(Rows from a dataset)
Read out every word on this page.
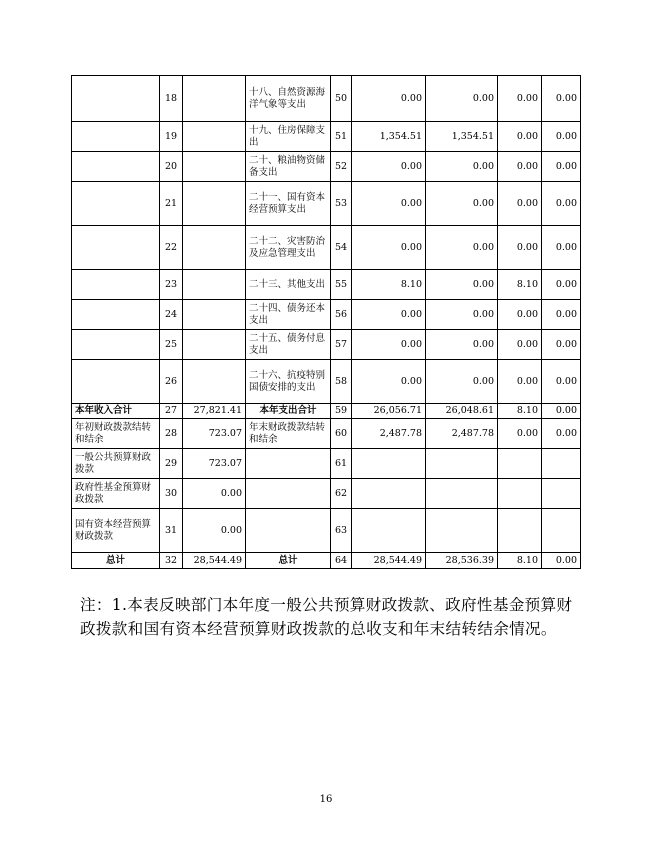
	18		十八、自然资源海洋气象等支出	50	0.00	0.00	0.00	0.00
	19		十九、住房保障支出	51	1,354.51	1,354.51	0.00	0.00
	20		二十、粮油物资储备支出	52	0.00	0.00	0.00	0.00
	21		二十一、国有资本经营预算支出	53	0.00	0.00	0.00	0.00
	22		二十二、灾害防治及应急管理支出	54	0.00	0.00	0.00	0.00
	23		二十三、其他支出	55	8.10	0.00	8.10	0.00
	24		二十四、债务还本支出	56	0.00	0.00	0.00	0.00
	25		二十五、债务付息支出	57	0.00	0.00	0.00	0.00
	26		二十六、抗疫特别国债安排的支出	58	0.00	0.00	0.00	0.00
本年收入合计	27	27,821.41	本年支出合计	59	26,056.71	26,048.61	8.10	0.00
年初财政拨款结转和结余	28	723.07	年末财政拨款结转和结余	60	2,487.78	2,487.78	0.00	0.00
一般公共预算财政拨款	29	723.07		61				
政府性基金预算财政拨款	30	0.00		62				
国有资本经营预算财政拨款	31	0.00		63				
总计	32	28,544.49	总计	64	28,544.49	28,536.39	8.10	0.00
注：1.本表反映部门本年度一般公共预算财政拨款、政府性基金预算财政拨款和国有资本经营预算财政拨款的总收支和年末结转结余情况。
16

### Set problem
Copy every record above exactly as written, but leave out the pictures.

### Exercise answer
Read out every word on this page.
	18		十八、自然资源海洋气象等支出	50	0.00	0.00	0.00	0.00
	19		十九、住房保障支出	51	1,354.51	1,354.51	0.00	0.00
	20		二十、粮油物资储备支出	52	0.00	0.00	0.00	0.00
	21		二十一、国有资本经营预算支出	53	0.00	0.00	0.00	0.00
	22		二十二、灾害防治及应急管理支出	54	0.00	0.00	0.00	0.00
	23		二十三、其他支出	55	8.10	0.00	8.10	0.00
	24		二十四、债务还本支出	56	0.00	0.00	0.00	0.00
	25		二十五、债务付息支出	57	0.00	0.00	0.00	0.00
	26		二十六、抗疫特别国债安排的支出	58	0.00	0.00	0.00	0.00
本年收入合计	27	27,821.41	本年支出合计	59	26,056.71	26,048.61	8.10	0.00
年初财政拨款结转和结余	28	723.07	年末财政拨款结转和结余	60	2,487.78	2,487.78	0.00	0.00
一般公共预算财政拨款	29	723.07		61				
政府性基金预算财政拨款	30	0.00		62				
国有资本经营预算财政拨款	31	0.00		63				
总计	32	28,544.49	总计	64	28,544.49	28,536.39	8.10	0.00
注：1.本表反映部门本年度一般公共预算财政拨款、政府性基金预算财政拨款和国有资本经营预算财政拨款的总收支和年末结转结余情况。
16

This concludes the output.